Task objective >> Every line of the records below should be restated exactly.
═══ Data excerpts
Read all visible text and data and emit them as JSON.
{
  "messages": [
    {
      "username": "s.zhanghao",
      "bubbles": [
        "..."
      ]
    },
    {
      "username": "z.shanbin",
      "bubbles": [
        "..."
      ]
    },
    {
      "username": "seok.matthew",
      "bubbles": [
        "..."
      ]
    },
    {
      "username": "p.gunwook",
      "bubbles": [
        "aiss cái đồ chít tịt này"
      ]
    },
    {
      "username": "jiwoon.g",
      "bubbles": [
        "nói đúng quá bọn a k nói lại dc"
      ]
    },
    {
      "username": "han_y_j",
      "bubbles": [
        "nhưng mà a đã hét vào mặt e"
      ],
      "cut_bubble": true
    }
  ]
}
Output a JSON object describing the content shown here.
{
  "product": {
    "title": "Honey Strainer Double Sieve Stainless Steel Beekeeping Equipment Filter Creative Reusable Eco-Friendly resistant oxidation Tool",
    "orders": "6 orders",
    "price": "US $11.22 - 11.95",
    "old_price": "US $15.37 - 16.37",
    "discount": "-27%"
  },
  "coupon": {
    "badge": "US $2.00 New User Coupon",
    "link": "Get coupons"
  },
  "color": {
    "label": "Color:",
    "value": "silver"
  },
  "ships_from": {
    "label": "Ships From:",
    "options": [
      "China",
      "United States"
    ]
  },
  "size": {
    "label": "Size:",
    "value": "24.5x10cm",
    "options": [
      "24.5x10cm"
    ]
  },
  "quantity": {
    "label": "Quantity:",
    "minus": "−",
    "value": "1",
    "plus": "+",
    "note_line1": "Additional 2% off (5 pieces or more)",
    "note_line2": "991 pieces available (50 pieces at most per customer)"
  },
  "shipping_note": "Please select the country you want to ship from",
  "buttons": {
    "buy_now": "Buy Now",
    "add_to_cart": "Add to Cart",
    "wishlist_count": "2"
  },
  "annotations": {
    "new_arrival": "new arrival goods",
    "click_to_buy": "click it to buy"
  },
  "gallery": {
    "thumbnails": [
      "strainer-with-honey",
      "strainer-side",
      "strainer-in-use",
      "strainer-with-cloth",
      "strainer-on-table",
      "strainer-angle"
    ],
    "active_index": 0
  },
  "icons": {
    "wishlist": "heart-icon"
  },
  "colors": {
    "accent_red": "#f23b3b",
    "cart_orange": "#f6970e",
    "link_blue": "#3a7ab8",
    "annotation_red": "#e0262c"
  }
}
══════
Answer to this task >>
Read all visible text and data and emit them as JSON.
{
  "messages": [
    {
      "username": "s.zhanghao",
      "bubbles": [
        "..."
      ]
    },
    {
      "username": "z.shanbin",
      "bubbles": [
        "..."
      ]
    },
    {
      "username": "seok.matthew",
      "bubbles": [
        "..."
      ]
    },
    {
      "username": "p.gunwook",
      "bubbles": [
        "aiss cái đồ chít tịt này"
      ]
    },
    {
      "username": "jiwoon.g",
      "bubbles": [
        "nói đúng quá bọn a k nói lại dc"
      ]
    },
    {
      "username": "han_y_j",
      "bubbles": [
        "nhưng mà a đã hét vào mặt e"
      ],
      "cut_bubble": true
    }
  ]
}
Output a JSON object describing the content shown here.
{
  "product": {
    "title": "Honey Strainer Double Sieve Stainless Steel Beekeeping Equipment Filter Creative Reusable Eco-Friendly resistant oxidation Tool",
    "orders": "6 orders",
    "price": "US $11.22 - 11.95",
    "old_price": "US $15.37 - 16.37",
    "discount": "-27%"
  },
  "coupon": {
    "badge": "US $2.00 New User Coupon",
    "link": "Get coupons"
  },
  "color": {
    "label": "Color:",
    "value": "silver"
  },
  "ships_from": {
    "label": "Ships From:",
    "options": [
      "China",
      "United States"
    ]
  },
  "size": {
    "label": "Size:",
    "value": "24.5x10cm",
    "options": [
      "24.5x10cm"
    ]
  },
  "quantity": {
    "label": "Quantity:",
    "minus": "−",
    "value": "1",
    "plus": "+",
    "note_line1": "Additional 2% off (5 pieces or more)",
    "note_line2": "991 pieces available (50 pieces at most per customer)"
  },
  "shipping_note": "Please select the country you want to ship from",
  "buttons": {
    "buy_now": "Buy Now",
    "add_to_cart": "Add to Cart",
    "wishlist_count": "2"
  },
  "annotations": {
    "new_arrival": "new arrival goods",
    "click_to_buy": "click it to buy"
  },
  "gallery": {
    "thumbnails": [
      "strainer-with-honey",
      "strainer-side",
      "strainer-in-use",
      "strainer-with-cloth",
      "strainer-on-table",
      "strainer-angle"
    ],
    "active_index": 0
  },
  "icons": {
    "wishlist": "heart-icon"
  },
  "colors": {
    "accent_red": "#f23b3b",
    "cart_orange": "#f6970e",
    "link_blue": "#3a7ab8",
    "annotation_red": "#e0262c"
  }
}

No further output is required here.